Search the data for the word "中國信託商業銀行股份有限公司". Reproduce every line where it is found.

##### Data #####

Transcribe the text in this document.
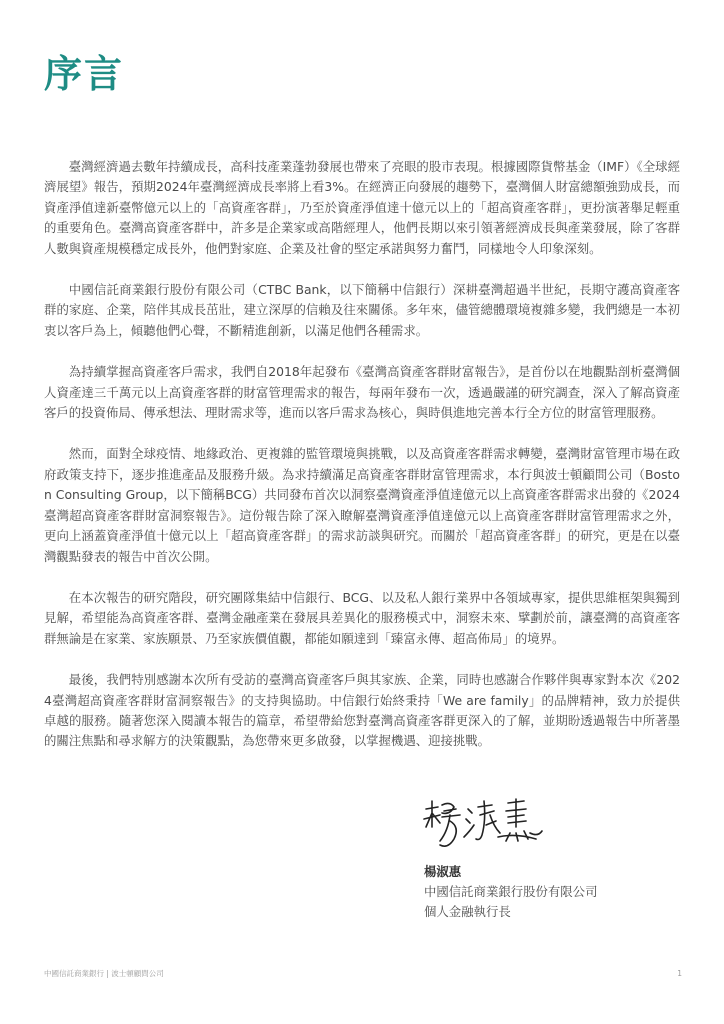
序言

臺灣經濟過去數年持續成長，高科技產業蓬勃發展也帶來了亮眼的股市表現。根據國際貨幣基金（IMF）《全球經濟展望》報告，預期2024年臺灣經濟成長率將上看3%。在經濟正向發展的趨勢下，臺灣個人財富總額強勁成長，而資產淨值達新臺幣億元以上的「高資產客群」，乃至於資產淨值達十億元以上的「超高資產客群」，更扮演著舉足輕重的重要角色。臺灣高資產客群中，許多是企業家或高階經理人，他們長期以來引領著經濟成長與產業發展，除了客群人數與資產規模穩定成長外，他們對家庭、企業及社會的堅定承諾與努力奮鬥，同樣地令人印象深刻。

中國信託商業銀行股份有限公司（CTBC Bank，以下簡稱中信銀行）深耕臺灣超過半世紀，長期守護高資產客群的家庭、企業，陪伴其成長茁壯，建立深厚的信賴及往來關係。多年來，儘管總體環境複雜多變，我們總是一本初衷以客戶為上，傾聽他們心聲，不斷精進創新，以滿足他們各種需求。

為持續掌握高資產客戶需求，我們自2018年起發布《臺灣高資產客群財富報告》，是首份以在地觀點剖析臺灣個人資產達三千萬元以上高資產客群的財富管理需求的報告，每兩年發布一次，透過嚴謹的研究調查，深入了解高資產客戶的投資佈局、傳承想法、理財需求等，進而以客戶需求為核心，與時俱進地完善本行全方位的財富管理服務。

然而，面對全球疫情、地緣政治、更複雜的監管環境與挑戰，以及高資產客群需求轉變，臺灣財富管理市場在政府政策支持下，逐步推進產品及服務升級。為求持續滿足高資產客群財富管理需求，本行與波士頓顧問公司（Boston Consulting Group，以下簡稱BCG）共同發布首次以洞察臺灣資產淨值達億元以上高資產客群需求出發的《2024臺灣超高資產客群財富洞察報告》。這份報告除了深入瞭解臺灣資產淨值達億元以上高資產客群財富管理需求之外，更向上涵蓋資產淨值十億元以上「超高資產客群」的需求訪談與研究。而關於「超高資產客群」的研究，更是在以臺灣觀點發表的報告中首次公開。

在本次報告的研究階段，研究團隊集結中信銀行、BCG、以及私人銀行業界中各領域專家，提供思維框架與獨到見解，希望能為高資產客群、臺灣金融產業在發展具差異化的服務模式中，洞察未來、擘劃於前，讓臺灣的高資產客群無論是在家業、家族願景、乃至家族價值觀，都能如願達到「臻富永傳、超高佈局」的境界。

最後，我們特別感謝本次所有受訪的臺灣高資產客戶與其家族、企業，同時也感謝合作夥伴與專家對本次《2024臺灣超高資產客群財富洞察報告》的支持與協助。中信銀行始終秉持「We are family」的品牌精神，致力於提供卓越的服務。隨著您深入閱讀本報告的篇章，希望帶給您對臺灣高資產客群更深入的了解，並期盼透過報告中所著墨的關注焦點和尋求解方的決策觀點，為您帶來更多啟發，以掌握機遇、迎接挑戰。

楊淑惠
中國信託商業銀行股份有限公司
個人金融執行長
中國信託商業銀行 | 波士頓顧問公司	1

#####

- Problem solution:
中國信託商業銀行股份有限公司（CTBC Bank，以下簡稱中信銀行）深耕臺灣超過半世紀，長期守護高資產客群的家庭、企業，陪伴其成長茁壯，建立深厚的信賴及往來關係。多年來，儘管總體環境複雜多變，我們總是一本初衷以客戶為上，傾聽他們心聲，不斷精進創新，以滿足他們各種需求。
中國信託商業銀行股份有限公司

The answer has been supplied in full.